- **WRITTEN REQUEST A**
Report how many lines of the records contain the string "electromagnetic", matching case exactly. Give only the number.

- **DOCUMENT SEGMENT**
================================
MIC-DKFZ / nnUNet

Apache License 2.0
5.91k stars 1.76k forks source link

configuration after early stopping with nnunetv2 #2459

Closed bkonk closed 2 months ago

bkonk commented 2 months ago

I'm a former nnunetv1 user now using v2 to train a 2d and 3d_fullres seg model. I stopped training early, and am trying to figure out how to find the best ensemble configuration. Formerly, I think this was just a matter of copying checkpoint_best.pth to checkpointfinal.pth in each fold directory. It looks like that has changed (or I'm forgetting a step) and now there is a validation folder within each fold# folder that is expected. Can you provide a quick explanation for what needs to be done to enable find_best_config if training is stopped early?

I used the following command to train the folds: CUDA_VISIBLE_DEVICES=0 nnUNetv2_train 999 3d_fullres 0 --npz -devices cuda

The validation folders within each of the folds was not automatically generated and I'm not seeing any npz files saved even though I passed the npz arg. According to the documentation, it appears these aren't generated until after the "final validation". Maybe I need to resume training on each fold and refer to a new trainer file (not sure if I can change trainers mid-stream? Something like this if I stopped at 299 epochs: CUDA_VISIBLE_DEVICES=0 nnUNetv2_train 999 3d_fullres 0 --npz -devices cuda -c -tr nnUNetTrainer_300epochs.py

ykirchhoff commented 2 months ago

Hi @bkonk,

you can run your training command with the options --val and --val_best. --val will skip the training and directly go to the validation and --val_best ensures that checkpoint_best is used for the validation instead of checkpoint_final. This should work and you should be able to then use find_best_config. However, keep in mind that this is not the recommended use of nnUNet!

Best, Yannick

ykirchhoff commented 2 months ago

Hey,

I assume that this worked for you, otherwise feel free to reopen this issue or create another issue if there is anything else.

Best, Yannick
================================
- **WRITTEN REQUEST B**
Rewrite the passage of the forum thread between "you can run" and "is anything else.", inclusive, with "recommended" changed to "intended".

- **Records from a dataset**
================================
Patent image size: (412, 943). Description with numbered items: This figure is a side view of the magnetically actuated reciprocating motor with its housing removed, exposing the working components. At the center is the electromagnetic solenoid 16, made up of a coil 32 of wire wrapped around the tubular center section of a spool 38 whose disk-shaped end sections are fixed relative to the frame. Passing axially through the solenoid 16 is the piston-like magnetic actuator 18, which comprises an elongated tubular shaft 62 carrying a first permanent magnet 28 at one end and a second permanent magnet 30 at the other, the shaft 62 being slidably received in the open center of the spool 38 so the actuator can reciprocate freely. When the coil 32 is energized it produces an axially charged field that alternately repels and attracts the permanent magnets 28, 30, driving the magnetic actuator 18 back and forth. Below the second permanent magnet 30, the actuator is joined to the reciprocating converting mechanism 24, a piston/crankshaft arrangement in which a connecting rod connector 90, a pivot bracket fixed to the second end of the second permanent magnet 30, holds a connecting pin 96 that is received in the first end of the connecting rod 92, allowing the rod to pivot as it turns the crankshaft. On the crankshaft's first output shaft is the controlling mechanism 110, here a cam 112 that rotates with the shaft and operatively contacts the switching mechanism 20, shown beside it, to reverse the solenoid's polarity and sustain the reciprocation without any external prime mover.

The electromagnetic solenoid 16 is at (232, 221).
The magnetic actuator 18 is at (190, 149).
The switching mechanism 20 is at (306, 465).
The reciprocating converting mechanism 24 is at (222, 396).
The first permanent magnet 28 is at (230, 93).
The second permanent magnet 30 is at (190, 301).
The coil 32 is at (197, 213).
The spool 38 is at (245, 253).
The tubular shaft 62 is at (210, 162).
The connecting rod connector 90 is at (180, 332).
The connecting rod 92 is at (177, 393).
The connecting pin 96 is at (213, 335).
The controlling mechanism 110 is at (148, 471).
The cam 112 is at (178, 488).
================================
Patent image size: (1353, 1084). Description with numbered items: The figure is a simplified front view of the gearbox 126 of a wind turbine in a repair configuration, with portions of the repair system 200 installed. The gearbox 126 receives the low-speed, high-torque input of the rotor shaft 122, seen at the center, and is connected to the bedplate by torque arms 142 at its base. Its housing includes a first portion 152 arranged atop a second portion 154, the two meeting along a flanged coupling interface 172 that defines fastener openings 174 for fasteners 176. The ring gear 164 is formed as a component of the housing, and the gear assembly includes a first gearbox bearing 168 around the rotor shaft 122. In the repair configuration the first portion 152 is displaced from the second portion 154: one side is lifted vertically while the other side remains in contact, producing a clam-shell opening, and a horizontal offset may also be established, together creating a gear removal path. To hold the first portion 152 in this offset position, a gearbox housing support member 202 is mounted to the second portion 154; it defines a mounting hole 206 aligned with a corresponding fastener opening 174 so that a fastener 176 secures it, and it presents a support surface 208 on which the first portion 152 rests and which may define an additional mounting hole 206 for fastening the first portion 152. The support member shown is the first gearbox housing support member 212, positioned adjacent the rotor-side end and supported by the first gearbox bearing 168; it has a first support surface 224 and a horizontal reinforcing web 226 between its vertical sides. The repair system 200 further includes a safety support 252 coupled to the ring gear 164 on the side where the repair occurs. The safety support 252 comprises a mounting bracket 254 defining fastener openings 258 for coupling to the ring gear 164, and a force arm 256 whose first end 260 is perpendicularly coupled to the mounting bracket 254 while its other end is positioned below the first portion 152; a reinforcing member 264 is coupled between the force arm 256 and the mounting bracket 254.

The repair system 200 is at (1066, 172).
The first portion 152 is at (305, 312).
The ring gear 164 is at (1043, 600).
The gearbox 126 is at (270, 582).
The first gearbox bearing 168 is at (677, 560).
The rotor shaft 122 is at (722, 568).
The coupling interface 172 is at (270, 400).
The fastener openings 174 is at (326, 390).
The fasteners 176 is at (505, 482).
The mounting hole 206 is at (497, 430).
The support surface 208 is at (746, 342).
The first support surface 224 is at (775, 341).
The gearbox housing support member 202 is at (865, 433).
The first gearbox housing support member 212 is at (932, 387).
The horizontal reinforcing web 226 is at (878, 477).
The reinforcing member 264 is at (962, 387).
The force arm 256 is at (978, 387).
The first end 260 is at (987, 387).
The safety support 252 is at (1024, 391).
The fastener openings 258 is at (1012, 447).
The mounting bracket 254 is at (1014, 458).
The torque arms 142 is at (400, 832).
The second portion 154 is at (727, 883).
================================
- **EXERCISE ANSWER A**
2

- **EXERCISE ANSWER B**
you can run your training command with the options --val and --val_best. --val will skip the training and directly go to the validation and --val_best ensures that checkpoint_best is used for the validation instead of checkpoint_final. This should work and you should be able to then use find_best_config. However, keep in mind that this is not the intended use of nnUNet!

Best, Yannick

ykirchhoff commented 2 months ago

Hey,

I assume that this worked for you, otherwise feel free to reopen this issue or create another issue if there is anything else.